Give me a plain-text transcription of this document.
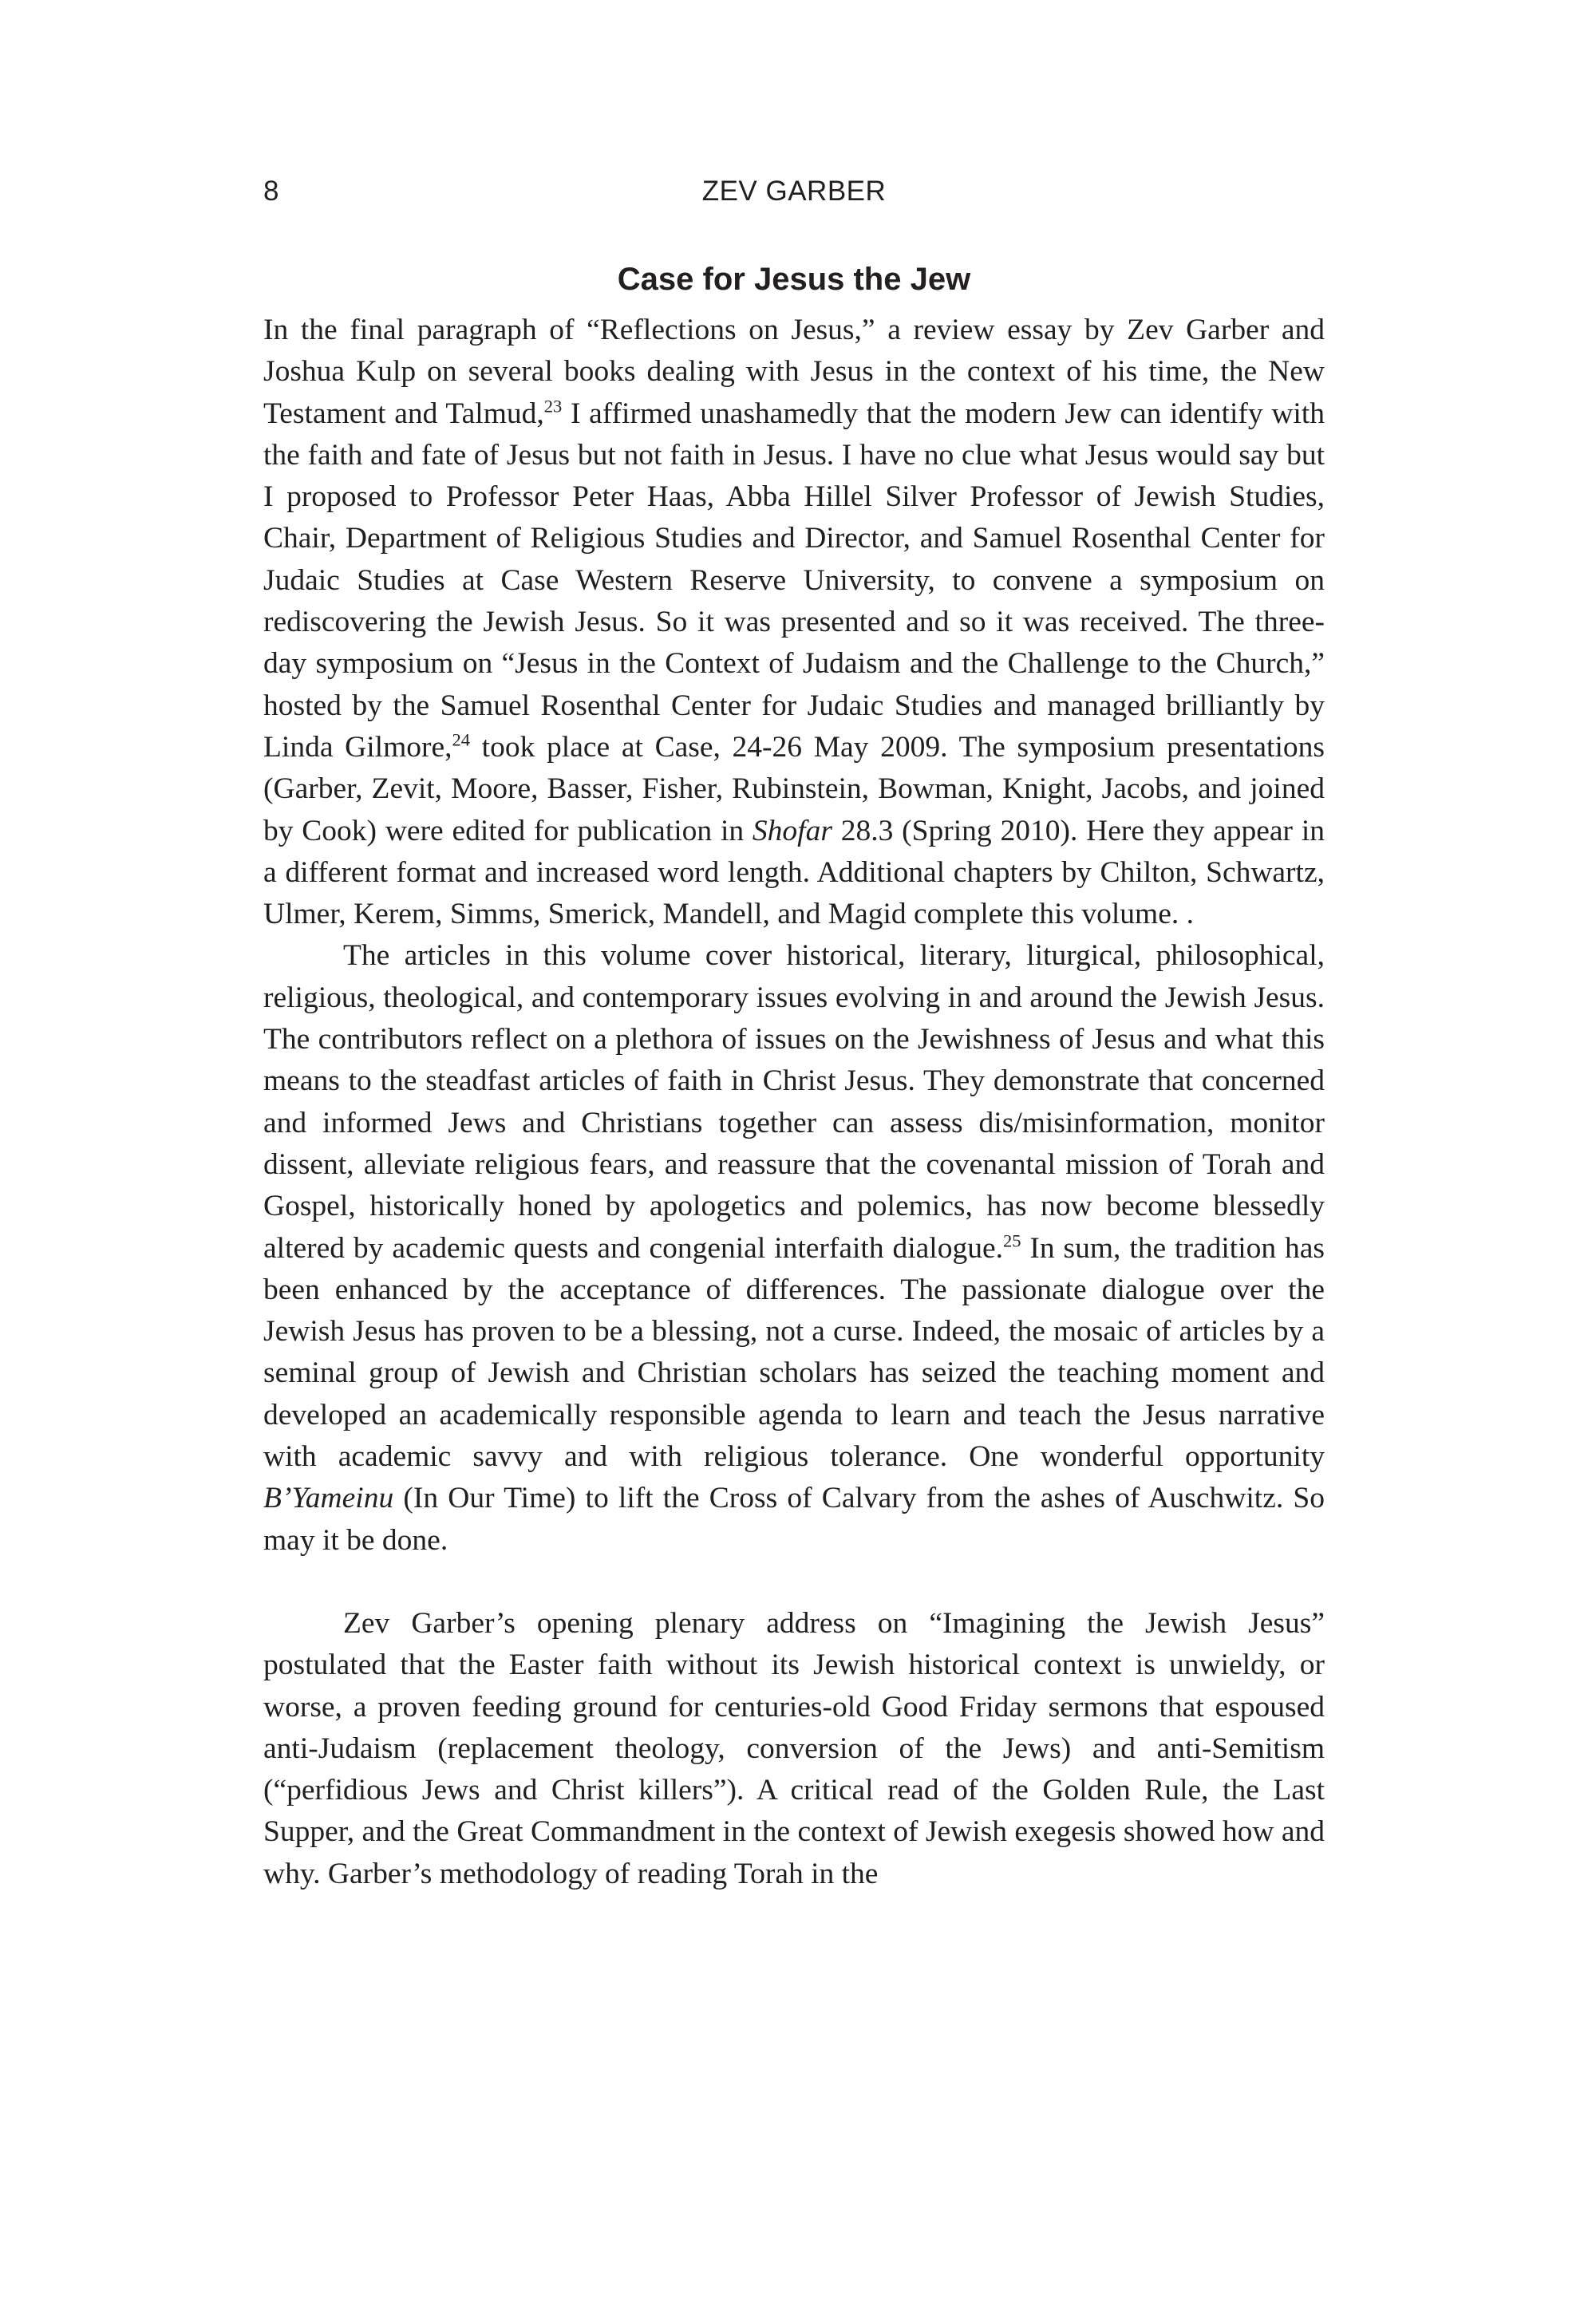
8	ZEV GARBER
Case for Jesus the Jew

In the final paragraph of “Reflections on Jesus,” a review essay by Zev Garber and Joshua Kulp on several books dealing with Jesus in the context of his time, the New Testament and Talmud,$^{23}$ I affirmed unashamedly that the modern Jew can identify with the faith and fate of Jesus but not faith in Jesus. I have no clue what Jesus would say but I proposed to Professor Peter Haas, Abba Hillel Silver Professor of Jewish Studies, Chair, Department of Religious Studies and Director, and Samuel Rosenthal Center for Judaic Studies at Case Western Reserve University, to convene a symposium on rediscovering the Jewish Jesus. So it was presented and so it was received. The three-day symposium on “Jesus in the Context of Judaism and the Challenge to the Church,” hosted by the Samuel Rosenthal Center for Judaic Studies and managed brilliantly by Linda Gilmore,$^{24}$ took place at Case, 24-26 May 2009. The symposium presentations (Garber, Zevit, Moore, Basser, Fisher, Rubinstein, Bowman, Knight, Jacobs, and joined by Cook) were edited for publication in Shofar 28.3 (Spring 2010). Here they appear in a different format and increased word length. Additional chapters by Chilton, Schwartz, Ulmer, Kerem, Simms, Smerick, Mandell, and Magid complete this volume. .

The articles in this volume cover historical, literary, liturgical, philosophical, religious, theological, and contemporary issues evolving in and around the Jewish Jesus. The contributors reflect on a plethora of issues on the Jewishness of Jesus and what this means to the steadfast articles of faith in Christ Jesus. They demonstrate that concerned and informed Jews and Christians together can assess dis/misinformation, monitor dissent, alleviate religious fears, and reassure that the covenantal mission of Torah and Gospel, historically honed by apologetics and polemics, has now become blessedly altered by academic quests and congenial interfaith dialogue.$^{25}$ In sum, the tradition has been enhanced by the acceptance of differences. The passionate dialogue over the Jewish Jesus has proven to be a blessing, not a curse. Indeed, the mosaic of articles by a seminal group of Jewish and Christian scholars has seized the teaching moment and developed an academically responsible agenda to learn and teach the Jesus narrative with academic savvy and with religious tolerance. One wonderful opportunity B’Yameinu (In Our Time) to lift the Cross of Calvary from the ashes of Auschwitz. So may it be done.

Zev Garber’s opening plenary address on “Imagining the Jewish Jesus” postulated that the Easter faith without its Jewish historical context is unwieldy, or worse, a proven feeding ground for centuries-old Good Friday sermons that espoused anti-Judaism (replacement theology, conversion of the Jews) and anti-Semitism (“perfidious Jews and Christ killers”). A critical read of the Golden Rule, the Last Supper, and the Great Commandment in the context of Jewish exegesis showed how and why. Garber’s methodology of reading Torah in the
_ _ _
## Problem
Find the number of lines in which the word "proven" occurs, and write nothing but that number.

## Result of this task
2